# Stored data

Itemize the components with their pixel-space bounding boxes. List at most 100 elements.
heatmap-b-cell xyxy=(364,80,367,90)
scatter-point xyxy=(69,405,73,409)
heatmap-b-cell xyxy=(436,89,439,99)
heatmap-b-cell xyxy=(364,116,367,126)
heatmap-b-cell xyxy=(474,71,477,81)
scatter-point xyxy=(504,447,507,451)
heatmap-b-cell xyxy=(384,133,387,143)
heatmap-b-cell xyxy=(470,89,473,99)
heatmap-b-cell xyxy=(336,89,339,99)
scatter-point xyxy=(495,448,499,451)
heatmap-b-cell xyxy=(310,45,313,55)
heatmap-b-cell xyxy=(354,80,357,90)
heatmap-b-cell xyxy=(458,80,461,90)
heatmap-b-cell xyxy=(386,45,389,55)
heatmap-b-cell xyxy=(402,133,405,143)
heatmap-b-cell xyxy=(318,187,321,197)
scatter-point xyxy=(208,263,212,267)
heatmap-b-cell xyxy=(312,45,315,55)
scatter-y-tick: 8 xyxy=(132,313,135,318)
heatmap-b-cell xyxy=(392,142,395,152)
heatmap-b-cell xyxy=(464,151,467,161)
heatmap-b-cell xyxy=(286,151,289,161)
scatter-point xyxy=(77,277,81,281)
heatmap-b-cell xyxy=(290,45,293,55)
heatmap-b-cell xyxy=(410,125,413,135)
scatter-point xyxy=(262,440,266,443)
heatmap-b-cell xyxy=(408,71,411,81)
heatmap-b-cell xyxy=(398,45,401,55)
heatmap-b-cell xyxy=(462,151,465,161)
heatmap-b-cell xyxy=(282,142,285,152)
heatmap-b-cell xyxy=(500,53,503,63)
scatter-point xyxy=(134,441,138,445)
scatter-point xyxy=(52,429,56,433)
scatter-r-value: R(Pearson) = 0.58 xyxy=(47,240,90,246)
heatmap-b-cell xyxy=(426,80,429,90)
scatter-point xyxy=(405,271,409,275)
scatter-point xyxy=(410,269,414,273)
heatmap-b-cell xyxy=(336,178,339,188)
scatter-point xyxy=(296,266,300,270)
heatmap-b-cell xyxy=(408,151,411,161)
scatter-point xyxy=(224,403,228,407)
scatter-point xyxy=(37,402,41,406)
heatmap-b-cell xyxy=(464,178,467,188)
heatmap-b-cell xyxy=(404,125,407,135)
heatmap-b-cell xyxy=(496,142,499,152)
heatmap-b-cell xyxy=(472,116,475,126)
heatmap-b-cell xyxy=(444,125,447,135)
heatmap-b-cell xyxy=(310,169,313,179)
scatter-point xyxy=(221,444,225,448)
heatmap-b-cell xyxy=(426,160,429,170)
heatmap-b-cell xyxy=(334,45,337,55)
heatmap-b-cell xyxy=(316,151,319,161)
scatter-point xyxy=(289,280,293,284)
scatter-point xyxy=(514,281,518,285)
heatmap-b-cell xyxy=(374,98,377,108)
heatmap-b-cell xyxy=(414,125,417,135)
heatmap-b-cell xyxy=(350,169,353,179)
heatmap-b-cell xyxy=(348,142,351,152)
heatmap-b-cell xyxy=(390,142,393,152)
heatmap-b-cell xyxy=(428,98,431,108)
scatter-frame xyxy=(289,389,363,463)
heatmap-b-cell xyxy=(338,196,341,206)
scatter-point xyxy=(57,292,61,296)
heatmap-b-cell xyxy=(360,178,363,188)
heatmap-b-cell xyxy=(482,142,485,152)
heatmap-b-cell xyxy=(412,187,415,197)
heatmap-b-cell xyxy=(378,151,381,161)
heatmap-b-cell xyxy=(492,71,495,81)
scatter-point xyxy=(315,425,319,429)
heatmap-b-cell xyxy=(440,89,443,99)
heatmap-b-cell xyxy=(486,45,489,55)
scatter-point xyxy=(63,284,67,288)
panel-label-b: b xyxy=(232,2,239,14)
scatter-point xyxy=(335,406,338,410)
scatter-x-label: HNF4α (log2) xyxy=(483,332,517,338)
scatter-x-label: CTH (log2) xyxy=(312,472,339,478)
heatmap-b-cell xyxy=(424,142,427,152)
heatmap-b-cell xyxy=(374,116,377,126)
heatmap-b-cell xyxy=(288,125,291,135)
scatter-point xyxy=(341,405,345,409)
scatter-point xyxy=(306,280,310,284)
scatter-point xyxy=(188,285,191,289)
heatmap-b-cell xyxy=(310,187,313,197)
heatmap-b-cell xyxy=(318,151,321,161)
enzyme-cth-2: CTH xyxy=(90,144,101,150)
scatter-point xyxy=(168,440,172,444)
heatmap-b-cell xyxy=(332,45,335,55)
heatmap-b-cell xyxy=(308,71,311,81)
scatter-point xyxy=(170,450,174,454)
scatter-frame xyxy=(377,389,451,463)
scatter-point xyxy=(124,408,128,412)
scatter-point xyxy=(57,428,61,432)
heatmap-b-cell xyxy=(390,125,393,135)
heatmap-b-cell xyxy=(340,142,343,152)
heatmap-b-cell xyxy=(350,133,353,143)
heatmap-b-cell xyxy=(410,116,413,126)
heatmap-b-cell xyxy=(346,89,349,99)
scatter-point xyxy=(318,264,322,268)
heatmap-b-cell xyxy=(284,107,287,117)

# INSTRUCTIONS FOR THE TASK
Your task is to repeat each of the records above exactly.

# SOLUTION FOR THIS TASK
Itemize the components with their pixel-space bounding boxes. List at most 100 elements.
heatmap-b-cell xyxy=(364,80,367,90)
scatter-point xyxy=(69,405,73,409)
heatmap-b-cell xyxy=(436,89,439,99)
heatmap-b-cell xyxy=(364,116,367,126)
heatmap-b-cell xyxy=(474,71,477,81)
scatter-point xyxy=(504,447,507,451)
heatmap-b-cell xyxy=(384,133,387,143)
heatmap-b-cell xyxy=(470,89,473,99)
heatmap-b-cell xyxy=(336,89,339,99)
scatter-point xyxy=(495,448,499,451)
heatmap-b-cell xyxy=(310,45,313,55)
heatmap-b-cell xyxy=(354,80,357,90)
heatmap-b-cell xyxy=(458,80,461,90)
heatmap-b-cell xyxy=(386,45,389,55)
heatmap-b-cell xyxy=(402,133,405,143)
heatmap-b-cell xyxy=(318,187,321,197)
scatter-point xyxy=(208,263,212,267)
heatmap-b-cell xyxy=(312,45,315,55)
scatter-y-tick: 8 xyxy=(132,313,135,318)
heatmap-b-cell xyxy=(392,142,395,152)
heatmap-b-cell xyxy=(464,151,467,161)
heatmap-b-cell xyxy=(286,151,289,161)
scatter-point xyxy=(77,277,81,281)
heatmap-b-cell xyxy=(290,45,293,55)
heatmap-b-cell xyxy=(410,125,413,135)
scatter-point xyxy=(262,440,266,443)
heatmap-b-cell xyxy=(408,71,411,81)
heatmap-b-cell xyxy=(398,45,401,55)
heatmap-b-cell xyxy=(462,151,465,161)
heatmap-b-cell xyxy=(282,142,285,152)
heatmap-b-cell xyxy=(500,53,503,63)
scatter-point xyxy=(134,441,138,445)
scatter-point xyxy=(52,429,56,433)
scatter-r-value: R(Pearson) = 0.58 xyxy=(47,240,90,246)
heatmap-b-cell xyxy=(426,80,429,90)
scatter-point xyxy=(405,271,409,275)
scatter-point xyxy=(410,269,414,273)
heatmap-b-cell xyxy=(336,178,339,188)
scatter-point xyxy=(296,266,300,270)
heatmap-b-cell xyxy=(408,151,411,161)
scatter-point xyxy=(224,403,228,407)
scatter-point xyxy=(37,402,41,406)
heatmap-b-cell xyxy=(464,178,467,188)
heatmap-b-cell xyxy=(404,125,407,135)
heatmap-b-cell xyxy=(496,142,499,152)
heatmap-b-cell xyxy=(472,116,475,126)
heatmap-b-cell xyxy=(444,125,447,135)
heatmap-b-cell xyxy=(310,169,313,179)
scatter-point xyxy=(221,444,225,448)
heatmap-b-cell xyxy=(426,160,429,170)
heatmap-b-cell xyxy=(334,45,337,55)
heatmap-b-cell xyxy=(316,151,319,161)
scatter-point xyxy=(289,280,293,284)
scatter-point xyxy=(514,281,518,285)
heatmap-b-cell xyxy=(374,98,377,108)
heatmap-b-cell xyxy=(414,125,417,135)
heatmap-b-cell xyxy=(350,169,353,179)
heatmap-b-cell xyxy=(348,142,351,152)
heatmap-b-cell xyxy=(390,142,393,152)
heatmap-b-cell xyxy=(428,98,431,108)
scatter-frame xyxy=(289,389,363,463)
heatmap-b-cell xyxy=(338,196,341,206)
scatter-point xyxy=(57,292,61,296)
heatmap-b-cell xyxy=(360,178,363,188)
heatmap-b-cell xyxy=(482,142,485,152)
heatmap-b-cell xyxy=(412,187,415,197)
heatmap-b-cell xyxy=(378,151,381,161)
heatmap-b-cell xyxy=(492,71,495,81)
scatter-point xyxy=(315,425,319,429)
heatmap-b-cell xyxy=(440,89,443,99)
heatmap-b-cell xyxy=(486,45,489,55)
scatter-point xyxy=(63,284,67,288)
panel-label-b: b xyxy=(232,2,239,14)
scatter-point xyxy=(335,406,338,410)
scatter-x-label: HNF4α (log2) xyxy=(483,332,517,338)
scatter-x-label: CTH (log2) xyxy=(312,472,339,478)
heatmap-b-cell xyxy=(424,142,427,152)
heatmap-b-cell xyxy=(374,116,377,126)
heatmap-b-cell xyxy=(288,125,291,135)
scatter-point xyxy=(341,405,345,409)
scatter-point xyxy=(306,280,310,284)
scatter-point xyxy=(188,285,191,289)
heatmap-b-cell xyxy=(310,187,313,197)
heatmap-b-cell xyxy=(318,151,321,161)
enzyme-cth-2: CTH xyxy=(90,144,101,150)
scatter-point xyxy=(168,440,172,444)
heatmap-b-cell xyxy=(332,45,335,55)
heatmap-b-cell xyxy=(308,71,311,81)
scatter-point xyxy=(170,450,174,454)
scatter-frame xyxy=(377,389,451,463)
scatter-point xyxy=(124,408,128,412)
scatter-point xyxy=(57,428,61,432)
heatmap-b-cell xyxy=(390,125,393,135)
heatmap-b-cell xyxy=(340,142,343,152)
heatmap-b-cell xyxy=(350,133,353,143)
heatmap-b-cell xyxy=(410,116,413,126)
heatmap-b-cell xyxy=(346,89,349,99)
scatter-point xyxy=(318,264,322,268)
heatmap-b-cell xyxy=(284,107,287,117)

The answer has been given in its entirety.